__Material supplied__:
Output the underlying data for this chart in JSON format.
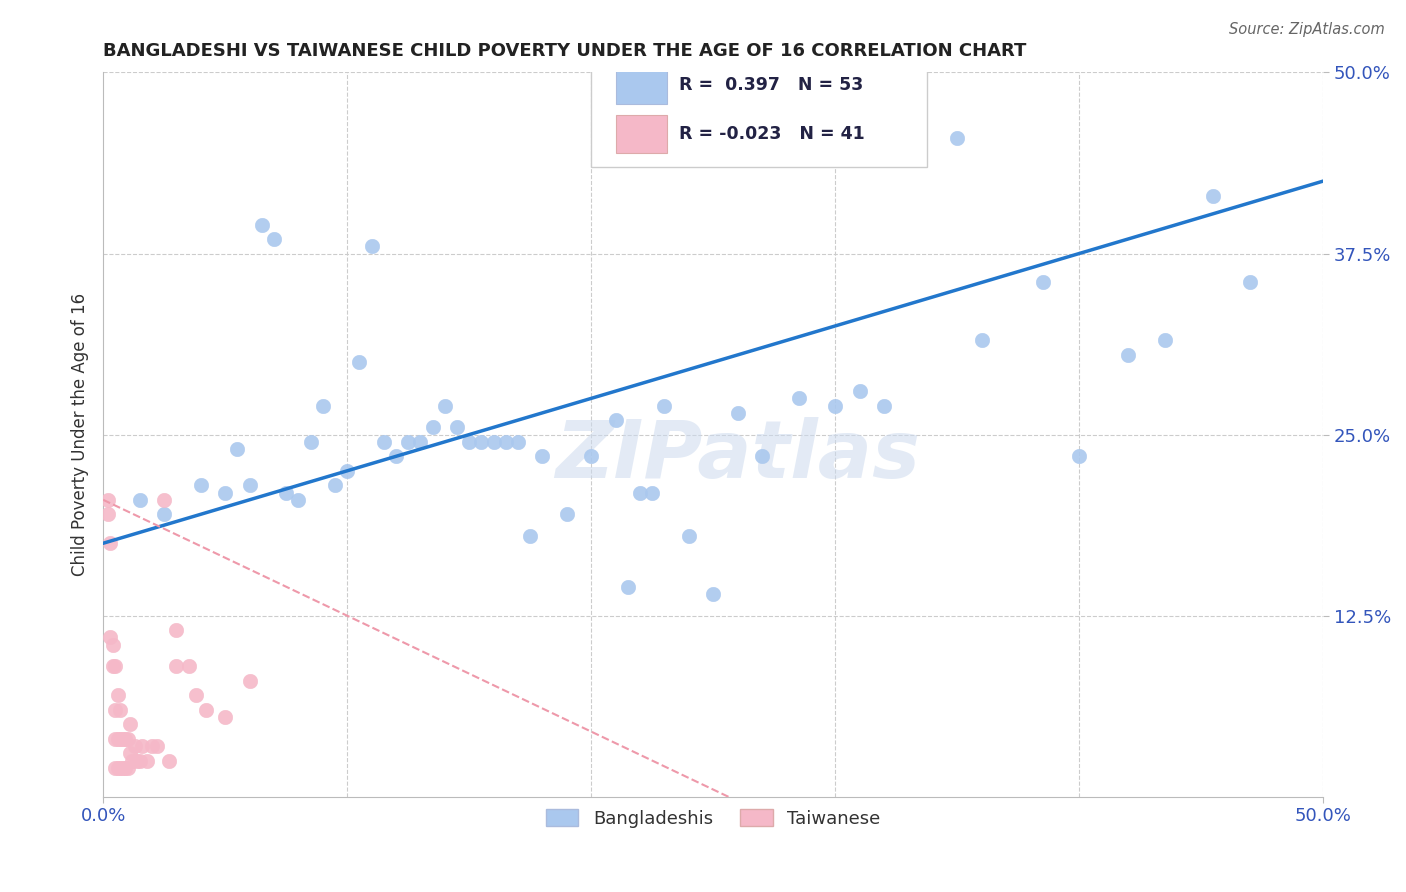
{
  "title": "BANGLADESHI VS TAIWANESE CHILD POVERTY UNDER THE AGE OF 16 CORRELATION CHART",
  "source": "Source: ZipAtlas.com",
  "ylabel": "Child Poverty Under the Age of 16",
  "xlim": [
    0.0,
    0.5
  ],
  "ylim": [
    0.0,
    0.5
  ],
  "watermark": "ZIPatlas",
  "blue_color": "#aac8ee",
  "pink_color": "#f5b8c8",
  "blue_line_color": "#2277cc",
  "pink_line_color": "#ee99aa",
  "grid_color": "#cccccc",
  "background_color": "#ffffff",
  "title_color": "#222222",
  "ylabel_color": "#333333",
  "tick_color": "#3355bb",
  "blue_intercept": 0.175,
  "blue_slope": 0.5,
  "pink_intercept": 0.205,
  "pink_slope": -0.8,
  "blue_points_x": [
    0.015,
    0.025,
    0.04,
    0.05,
    0.055,
    0.06,
    0.065,
    0.07,
    0.075,
    0.08,
    0.085,
    0.09,
    0.095,
    0.1,
    0.105,
    0.11,
    0.115,
    0.12,
    0.125,
    0.13,
    0.135,
    0.14,
    0.145,
    0.15,
    0.155,
    0.16,
    0.165,
    0.17,
    0.175,
    0.18,
    0.19,
    0.2,
    0.21,
    0.215,
    0.22,
    0.225,
    0.23,
    0.24,
    0.25,
    0.26,
    0.27,
    0.285,
    0.3,
    0.31,
    0.32,
    0.35,
    0.36,
    0.385,
    0.4,
    0.42,
    0.435,
    0.455,
    0.47
  ],
  "blue_points_y": [
    0.205,
    0.195,
    0.215,
    0.21,
    0.24,
    0.215,
    0.395,
    0.385,
    0.21,
    0.205,
    0.245,
    0.27,
    0.215,
    0.225,
    0.3,
    0.38,
    0.245,
    0.235,
    0.245,
    0.245,
    0.255,
    0.27,
    0.255,
    0.245,
    0.245,
    0.245,
    0.245,
    0.245,
    0.18,
    0.235,
    0.195,
    0.235,
    0.26,
    0.145,
    0.21,
    0.21,
    0.27,
    0.18,
    0.14,
    0.265,
    0.235,
    0.275,
    0.27,
    0.28,
    0.27,
    0.455,
    0.315,
    0.355,
    0.235,
    0.305,
    0.315,
    0.415,
    0.355
  ],
  "pink_points_x": [
    0.002,
    0.002,
    0.003,
    0.003,
    0.004,
    0.004,
    0.005,
    0.005,
    0.005,
    0.005,
    0.006,
    0.006,
    0.006,
    0.007,
    0.007,
    0.007,
    0.008,
    0.008,
    0.009,
    0.009,
    0.01,
    0.01,
    0.011,
    0.011,
    0.012,
    0.013,
    0.014,
    0.015,
    0.016,
    0.018,
    0.02,
    0.022,
    0.025,
    0.027,
    0.03,
    0.03,
    0.035,
    0.038,
    0.042,
    0.05,
    0.06
  ],
  "pink_points_y": [
    0.195,
    0.205,
    0.11,
    0.175,
    0.09,
    0.105,
    0.02,
    0.04,
    0.06,
    0.09,
    0.02,
    0.04,
    0.07,
    0.02,
    0.04,
    0.06,
    0.02,
    0.04,
    0.02,
    0.04,
    0.02,
    0.04,
    0.03,
    0.05,
    0.025,
    0.035,
    0.025,
    0.025,
    0.035,
    0.025,
    0.035,
    0.035,
    0.205,
    0.025,
    0.09,
    0.115,
    0.09,
    0.07,
    0.06,
    0.055,
    0.08
  ]
}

__Directions__:
Make an exact copy of every record, pictures excluded.

__Reply__:
Output the underlying data for this chart in JSON format.
{
  "title": "BANGLADESHI VS TAIWANESE CHILD POVERTY UNDER THE AGE OF 16 CORRELATION CHART",
  "source": "Source: ZipAtlas.com",
  "ylabel": "Child Poverty Under the Age of 16",
  "xlim": [
    0.0,
    0.5
  ],
  "ylim": [
    0.0,
    0.5
  ],
  "watermark": "ZIPatlas",
  "blue_color": "#aac8ee",
  "pink_color": "#f5b8c8",
  "blue_line_color": "#2277cc",
  "pink_line_color": "#ee99aa",
  "grid_color": "#cccccc",
  "background_color": "#ffffff",
  "title_color": "#222222",
  "ylabel_color": "#333333",
  "tick_color": "#3355bb",
  "blue_intercept": 0.175,
  "blue_slope": 0.5,
  "pink_intercept": 0.205,
  "pink_slope": -0.8,
  "blue_points_x": [
    0.015,
    0.025,
    0.04,
    0.05,
    0.055,
    0.06,
    0.065,
    0.07,
    0.075,
    0.08,
    0.085,
    0.09,
    0.095,
    0.1,
    0.105,
    0.11,
    0.115,
    0.12,
    0.125,
    0.13,
    0.135,
    0.14,
    0.145,
    0.15,
    0.155,
    0.16,
    0.165,
    0.17,
    0.175,
    0.18,
    0.19,
    0.2,
    0.21,
    0.215,
    0.22,
    0.225,
    0.23,
    0.24,
    0.25,
    0.26,
    0.27,
    0.285,
    0.3,
    0.31,
    0.32,
    0.35,
    0.36,
    0.385,
    0.4,
    0.42,
    0.435,
    0.455,
    0.47
  ],
  "blue_points_y": [
    0.205,
    0.195,
    0.215,
    0.21,
    0.24,
    0.215,
    0.395,
    0.385,
    0.21,
    0.205,
    0.245,
    0.27,
    0.215,
    0.225,
    0.3,
    0.38,
    0.245,
    0.235,
    0.245,
    0.245,
    0.255,
    0.27,
    0.255,
    0.245,
    0.245,
    0.245,
    0.245,
    0.245,
    0.18,
    0.235,
    0.195,
    0.235,
    0.26,
    0.145,
    0.21,
    0.21,
    0.27,
    0.18,
    0.14,
    0.265,
    0.235,
    0.275,
    0.27,
    0.28,
    0.27,
    0.455,
    0.315,
    0.355,
    0.235,
    0.305,
    0.315,
    0.415,
    0.355
  ],
  "pink_points_x": [
    0.002,
    0.002,
    0.003,
    0.003,
    0.004,
    0.004,
    0.005,
    0.005,
    0.005,
    0.005,
    0.006,
    0.006,
    0.006,
    0.007,
    0.007,
    0.007,
    0.008,
    0.008,
    0.009,
    0.009,
    0.01,
    0.01,
    0.011,
    0.011,
    0.012,
    0.013,
    0.014,
    0.015,
    0.016,
    0.018,
    0.02,
    0.022,
    0.025,
    0.027,
    0.03,
    0.03,
    0.035,
    0.038,
    0.042,
    0.05,
    0.06
  ],
  "pink_points_y": [
    0.195,
    0.205,
    0.11,
    0.175,
    0.09,
    0.105,
    0.02,
    0.04,
    0.06,
    0.09,
    0.02,
    0.04,
    0.07,
    0.02,
    0.04,
    0.06,
    0.02,
    0.04,
    0.02,
    0.04,
    0.02,
    0.04,
    0.03,
    0.05,
    0.025,
    0.035,
    0.025,
    0.025,
    0.035,
    0.025,
    0.035,
    0.035,
    0.205,
    0.025,
    0.09,
    0.115,
    0.09,
    0.07,
    0.06,
    0.055,
    0.08
  ]
}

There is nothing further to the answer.